Un ensayo clínico explora una vía innovadora contra el deterioro cerebral: el uso de un aerosol nasal para revertir signos de envejecimiento y restaurar la memoria en modelos preclínicos.
El avance, realizado por el equipo del Naresh K. Vashisht College of Medicine de la Universidad Texas A&M, fue publicado en el Journal of Extracellular Vesicles. El hallazgo introduce una alternativa no invasiva para combatir la neuroinflamación relacionada con la edad, fenómeno que afecta a millones de personas.
La neuroinflamación asociada al envejecimiento, caracterizada por la presencia de inflamación crónica y estéril en regiones clave del cerebro como el hipocampo, contribuye directamente al deterioro de la memoria y al mayor riesgo de enfermedades como el Alzheimer.
“El envejecimiento cerebral se puede revertir para ayudar a las personas a mantenerse mentalmente ágiles, socialmente activas y libres del deterioro asociado a la edad”, afirma Ashok Shetty, director asociado del Instituto de Medicina Regenerativa de Texas A&M.
El desarrollo de la terapia se basa en el empleo de vesículas extracelulares (VE) derivadas de células madre neurales humanas. Estas diminutas partículas biológicas, administradas por vía intranasal, transportan una carga de microARN terapéuticos capaces de regular múltiples vías genéticas e inmunológicas en el cerebro.
“Los microARN actúan como reguladores maestros. Ayudan a modular y regular muchas vías genéticas y de señalización en el cerebro”, explicó la investigadora principal, Madhu Leelavathi Narayana.
El equipo científico utilizó modelos animales envejecidos, a los que se administró dos dosis del aerosol nasal desarrollado en el laboratorio. En cuestión de semanas, los investigadores observaron una reducción drástica de la inflamación cerebral, restauración de la función mitocondrial y una mejora significativa de la memoria.
El tratamiento redujo la hipertrofia de astrocitos y los cúmulos microgliales. También incrementó la expresión de proteínas antioxidantes y genes vinculados al mantenimiento de la cadena respiratoria mitocondrial. El resultado fue una disminución del estrés oxidativo y una mejora global en la capacidad cerebral para procesar y almacenar información.

## [Material proporcionado]

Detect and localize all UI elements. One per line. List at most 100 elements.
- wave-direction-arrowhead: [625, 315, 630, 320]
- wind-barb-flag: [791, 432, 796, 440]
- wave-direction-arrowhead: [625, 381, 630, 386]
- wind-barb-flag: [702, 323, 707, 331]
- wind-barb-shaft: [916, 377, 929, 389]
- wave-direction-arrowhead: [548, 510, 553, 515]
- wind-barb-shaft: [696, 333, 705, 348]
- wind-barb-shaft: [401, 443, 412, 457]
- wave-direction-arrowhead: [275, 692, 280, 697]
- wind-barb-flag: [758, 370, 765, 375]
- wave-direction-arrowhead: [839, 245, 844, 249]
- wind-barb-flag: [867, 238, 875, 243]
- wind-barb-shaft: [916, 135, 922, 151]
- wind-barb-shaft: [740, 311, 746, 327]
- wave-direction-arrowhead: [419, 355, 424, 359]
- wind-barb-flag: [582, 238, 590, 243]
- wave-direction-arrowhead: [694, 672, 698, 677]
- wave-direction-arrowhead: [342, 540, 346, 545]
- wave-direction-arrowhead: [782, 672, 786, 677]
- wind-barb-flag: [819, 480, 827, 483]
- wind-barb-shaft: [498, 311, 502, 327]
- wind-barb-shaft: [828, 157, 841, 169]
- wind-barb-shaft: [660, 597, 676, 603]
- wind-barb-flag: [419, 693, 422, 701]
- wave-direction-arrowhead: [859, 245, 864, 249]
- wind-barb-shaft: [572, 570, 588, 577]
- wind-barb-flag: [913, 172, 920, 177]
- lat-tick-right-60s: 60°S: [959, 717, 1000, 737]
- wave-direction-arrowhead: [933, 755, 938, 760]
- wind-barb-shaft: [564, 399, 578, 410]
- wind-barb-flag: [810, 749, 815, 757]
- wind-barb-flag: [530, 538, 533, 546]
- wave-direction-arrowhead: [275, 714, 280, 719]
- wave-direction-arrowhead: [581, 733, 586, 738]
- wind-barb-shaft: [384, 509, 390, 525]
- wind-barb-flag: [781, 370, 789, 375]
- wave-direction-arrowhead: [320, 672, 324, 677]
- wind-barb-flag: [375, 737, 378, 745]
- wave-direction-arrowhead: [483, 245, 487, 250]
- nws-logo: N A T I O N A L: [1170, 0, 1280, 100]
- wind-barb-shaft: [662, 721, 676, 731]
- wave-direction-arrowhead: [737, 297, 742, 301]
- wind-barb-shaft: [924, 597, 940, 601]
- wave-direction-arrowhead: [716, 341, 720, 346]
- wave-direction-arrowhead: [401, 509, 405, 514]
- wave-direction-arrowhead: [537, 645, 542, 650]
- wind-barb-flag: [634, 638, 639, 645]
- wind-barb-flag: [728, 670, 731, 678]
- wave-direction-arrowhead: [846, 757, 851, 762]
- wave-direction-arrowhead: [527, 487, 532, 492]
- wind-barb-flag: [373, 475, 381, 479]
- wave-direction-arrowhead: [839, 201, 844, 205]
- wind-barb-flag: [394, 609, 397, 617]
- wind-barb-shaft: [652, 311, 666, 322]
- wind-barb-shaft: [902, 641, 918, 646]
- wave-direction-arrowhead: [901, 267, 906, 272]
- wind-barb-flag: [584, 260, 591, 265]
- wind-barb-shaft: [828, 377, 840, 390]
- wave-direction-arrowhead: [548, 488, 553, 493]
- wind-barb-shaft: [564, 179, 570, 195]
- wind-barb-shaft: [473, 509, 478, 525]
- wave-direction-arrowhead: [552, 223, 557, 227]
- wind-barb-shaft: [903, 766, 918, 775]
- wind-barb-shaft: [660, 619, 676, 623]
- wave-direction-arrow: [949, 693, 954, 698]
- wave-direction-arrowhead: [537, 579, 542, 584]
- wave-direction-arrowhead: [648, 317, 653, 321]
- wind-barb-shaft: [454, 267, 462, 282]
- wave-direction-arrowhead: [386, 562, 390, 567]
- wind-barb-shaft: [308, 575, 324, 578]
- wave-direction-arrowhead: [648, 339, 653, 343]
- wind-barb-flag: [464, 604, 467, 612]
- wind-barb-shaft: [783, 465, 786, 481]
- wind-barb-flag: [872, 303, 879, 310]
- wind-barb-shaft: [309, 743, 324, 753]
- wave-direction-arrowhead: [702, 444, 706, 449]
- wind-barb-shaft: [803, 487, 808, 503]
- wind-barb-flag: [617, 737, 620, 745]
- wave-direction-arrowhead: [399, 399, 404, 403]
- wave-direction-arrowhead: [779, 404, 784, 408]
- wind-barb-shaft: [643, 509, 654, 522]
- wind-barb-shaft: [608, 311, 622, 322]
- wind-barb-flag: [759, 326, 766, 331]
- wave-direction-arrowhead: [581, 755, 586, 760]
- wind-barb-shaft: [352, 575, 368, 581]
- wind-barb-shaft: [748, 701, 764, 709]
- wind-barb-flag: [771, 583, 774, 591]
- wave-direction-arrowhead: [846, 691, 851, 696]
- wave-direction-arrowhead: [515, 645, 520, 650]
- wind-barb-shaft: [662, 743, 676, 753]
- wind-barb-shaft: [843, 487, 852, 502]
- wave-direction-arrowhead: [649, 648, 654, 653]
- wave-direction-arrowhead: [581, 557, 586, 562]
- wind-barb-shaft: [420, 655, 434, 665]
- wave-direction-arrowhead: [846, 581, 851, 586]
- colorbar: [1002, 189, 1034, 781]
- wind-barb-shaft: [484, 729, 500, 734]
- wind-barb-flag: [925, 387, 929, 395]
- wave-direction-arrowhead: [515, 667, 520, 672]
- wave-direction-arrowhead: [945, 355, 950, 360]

## [Su tarea]
Reproduzca sin cambios el fragmento del texto sobre el aerosol nasal que comienza en "La neuroinflamación asociada" y termina en "como el Alzheimer.".

## [Tarea resuelta]
La neuroinflamación asociada al envejecimiento, caracterizada por la presencia de inflamación crónica y estéril en regiones clave del cerebro como el hipocampo, contribuye directamente al deterioro de la memoria y al mayor riesgo de enfermedades como el Alzheimer.